%%
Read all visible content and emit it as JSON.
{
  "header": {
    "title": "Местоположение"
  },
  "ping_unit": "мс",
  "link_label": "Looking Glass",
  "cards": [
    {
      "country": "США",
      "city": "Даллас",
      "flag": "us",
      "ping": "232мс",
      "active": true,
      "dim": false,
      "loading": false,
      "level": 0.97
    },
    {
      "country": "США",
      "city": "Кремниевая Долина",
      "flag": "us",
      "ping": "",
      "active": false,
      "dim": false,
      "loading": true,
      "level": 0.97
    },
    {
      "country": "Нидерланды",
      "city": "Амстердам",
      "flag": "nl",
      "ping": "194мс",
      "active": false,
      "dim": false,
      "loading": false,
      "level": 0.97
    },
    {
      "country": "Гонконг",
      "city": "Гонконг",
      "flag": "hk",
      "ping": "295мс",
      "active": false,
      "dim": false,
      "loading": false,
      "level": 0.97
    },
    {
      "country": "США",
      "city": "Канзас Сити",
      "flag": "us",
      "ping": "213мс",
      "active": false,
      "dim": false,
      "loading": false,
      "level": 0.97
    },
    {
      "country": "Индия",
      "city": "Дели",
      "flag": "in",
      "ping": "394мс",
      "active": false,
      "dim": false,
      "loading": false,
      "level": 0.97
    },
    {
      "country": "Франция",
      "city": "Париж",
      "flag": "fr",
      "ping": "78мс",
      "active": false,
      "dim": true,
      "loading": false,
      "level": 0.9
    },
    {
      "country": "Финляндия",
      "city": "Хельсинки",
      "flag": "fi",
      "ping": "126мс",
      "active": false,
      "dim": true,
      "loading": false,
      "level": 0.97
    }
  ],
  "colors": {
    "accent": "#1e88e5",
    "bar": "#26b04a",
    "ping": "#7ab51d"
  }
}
%%
%%
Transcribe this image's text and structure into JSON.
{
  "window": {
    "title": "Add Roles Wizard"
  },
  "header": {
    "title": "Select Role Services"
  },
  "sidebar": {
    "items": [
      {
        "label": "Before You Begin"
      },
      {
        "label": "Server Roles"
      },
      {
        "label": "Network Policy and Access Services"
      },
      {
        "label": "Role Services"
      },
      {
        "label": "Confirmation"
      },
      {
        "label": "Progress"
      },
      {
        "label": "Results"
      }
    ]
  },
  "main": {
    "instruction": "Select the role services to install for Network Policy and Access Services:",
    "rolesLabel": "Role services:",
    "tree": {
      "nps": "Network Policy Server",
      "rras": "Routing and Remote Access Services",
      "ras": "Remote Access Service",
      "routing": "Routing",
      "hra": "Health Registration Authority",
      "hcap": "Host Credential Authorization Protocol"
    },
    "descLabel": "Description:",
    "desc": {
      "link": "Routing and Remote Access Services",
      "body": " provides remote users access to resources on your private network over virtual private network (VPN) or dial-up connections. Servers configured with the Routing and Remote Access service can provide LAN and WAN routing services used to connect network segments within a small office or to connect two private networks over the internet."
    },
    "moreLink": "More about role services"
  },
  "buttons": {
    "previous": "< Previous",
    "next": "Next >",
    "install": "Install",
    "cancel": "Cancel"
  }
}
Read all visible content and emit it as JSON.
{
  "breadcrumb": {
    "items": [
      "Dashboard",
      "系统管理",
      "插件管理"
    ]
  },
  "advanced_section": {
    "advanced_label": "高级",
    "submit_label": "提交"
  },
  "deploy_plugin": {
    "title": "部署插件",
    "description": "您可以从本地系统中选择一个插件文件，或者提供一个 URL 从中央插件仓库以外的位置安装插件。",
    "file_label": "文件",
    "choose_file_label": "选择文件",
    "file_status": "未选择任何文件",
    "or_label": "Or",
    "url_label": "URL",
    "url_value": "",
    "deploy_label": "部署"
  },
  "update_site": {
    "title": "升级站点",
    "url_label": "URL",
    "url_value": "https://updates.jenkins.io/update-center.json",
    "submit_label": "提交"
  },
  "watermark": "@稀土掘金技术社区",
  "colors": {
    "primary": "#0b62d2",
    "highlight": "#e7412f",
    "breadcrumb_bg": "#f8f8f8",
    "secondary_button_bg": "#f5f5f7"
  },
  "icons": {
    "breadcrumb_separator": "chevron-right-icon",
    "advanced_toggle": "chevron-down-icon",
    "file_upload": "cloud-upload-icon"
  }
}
%%
%%
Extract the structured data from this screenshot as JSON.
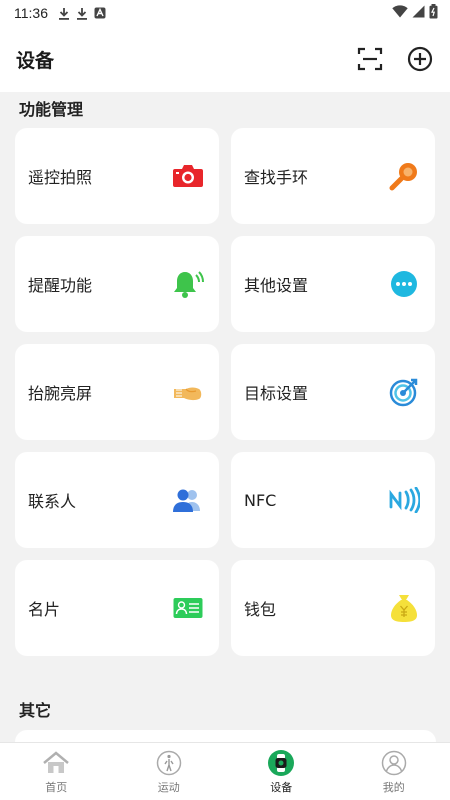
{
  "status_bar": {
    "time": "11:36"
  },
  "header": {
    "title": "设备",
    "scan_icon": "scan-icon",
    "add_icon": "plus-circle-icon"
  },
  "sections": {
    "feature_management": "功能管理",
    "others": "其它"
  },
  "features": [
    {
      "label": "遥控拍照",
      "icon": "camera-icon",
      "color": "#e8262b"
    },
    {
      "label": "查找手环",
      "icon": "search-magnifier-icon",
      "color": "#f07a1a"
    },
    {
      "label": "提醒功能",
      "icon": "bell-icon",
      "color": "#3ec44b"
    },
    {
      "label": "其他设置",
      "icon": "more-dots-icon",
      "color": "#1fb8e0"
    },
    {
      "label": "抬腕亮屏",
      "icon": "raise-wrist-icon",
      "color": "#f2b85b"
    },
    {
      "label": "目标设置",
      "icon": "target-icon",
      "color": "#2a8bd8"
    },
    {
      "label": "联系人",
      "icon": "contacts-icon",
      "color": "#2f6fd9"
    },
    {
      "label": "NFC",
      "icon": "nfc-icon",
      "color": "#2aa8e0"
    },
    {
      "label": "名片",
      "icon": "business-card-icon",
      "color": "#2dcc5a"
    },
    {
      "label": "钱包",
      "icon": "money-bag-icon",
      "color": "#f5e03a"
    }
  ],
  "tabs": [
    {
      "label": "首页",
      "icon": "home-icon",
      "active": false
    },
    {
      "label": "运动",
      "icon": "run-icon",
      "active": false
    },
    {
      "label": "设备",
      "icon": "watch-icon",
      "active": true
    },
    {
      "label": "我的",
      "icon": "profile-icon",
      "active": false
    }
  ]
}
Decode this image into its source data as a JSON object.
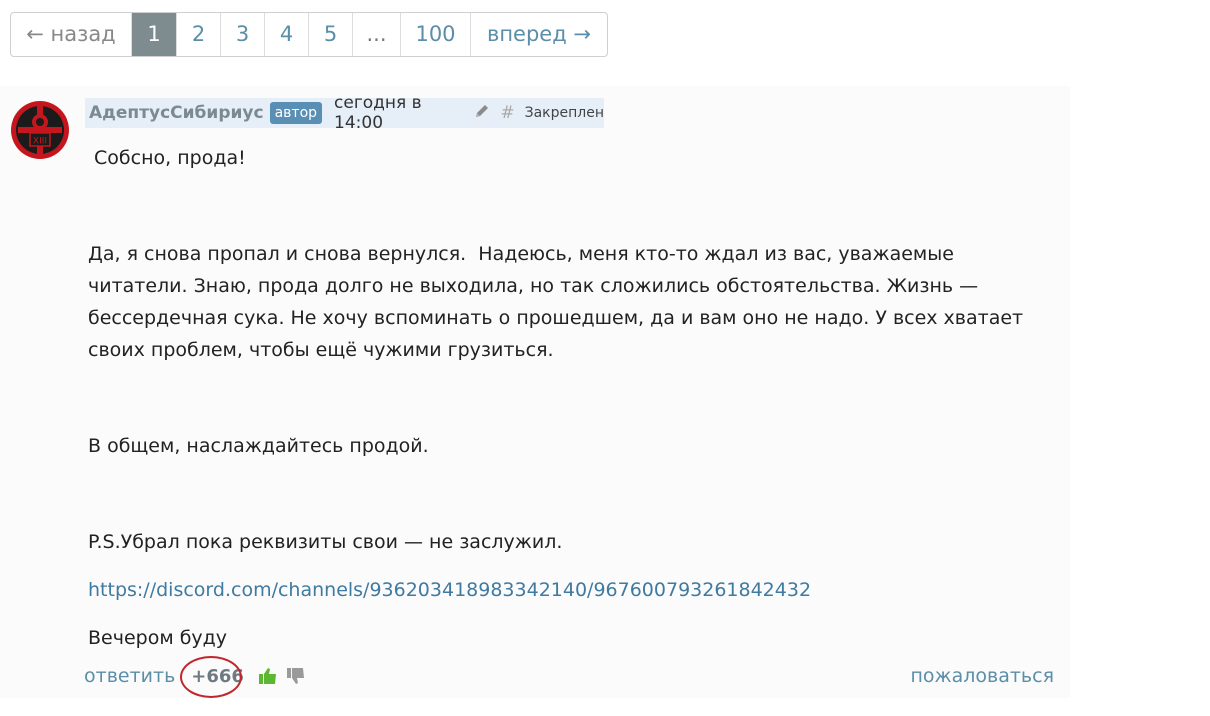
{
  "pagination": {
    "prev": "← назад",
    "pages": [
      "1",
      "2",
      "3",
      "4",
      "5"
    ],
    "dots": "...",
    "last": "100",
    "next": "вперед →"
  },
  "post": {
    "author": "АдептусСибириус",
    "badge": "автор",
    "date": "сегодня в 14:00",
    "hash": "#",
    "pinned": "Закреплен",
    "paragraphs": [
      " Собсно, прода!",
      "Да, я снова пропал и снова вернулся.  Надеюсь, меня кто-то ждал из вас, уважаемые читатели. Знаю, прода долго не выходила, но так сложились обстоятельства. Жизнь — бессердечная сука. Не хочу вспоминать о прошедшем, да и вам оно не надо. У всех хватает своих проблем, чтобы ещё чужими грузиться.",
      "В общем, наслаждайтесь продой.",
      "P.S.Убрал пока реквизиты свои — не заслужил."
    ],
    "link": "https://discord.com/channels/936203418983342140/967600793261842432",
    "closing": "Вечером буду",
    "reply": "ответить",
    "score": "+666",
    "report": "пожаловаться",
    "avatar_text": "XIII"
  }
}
%%
— WHAT NEEDS TO BE DONE —
Out of the material above, gather each line where "city" appears.

— WRITTEN RESPONSE —
      "city": "Даллас",
      "city": "Кремниевая Долина",
      "city": "Амстердам",
      "city": "Гонконг",
      "city": "Канзас Сити",
      "city": "Дели",
      "city": "Париж",
      "city": "Хельсинки",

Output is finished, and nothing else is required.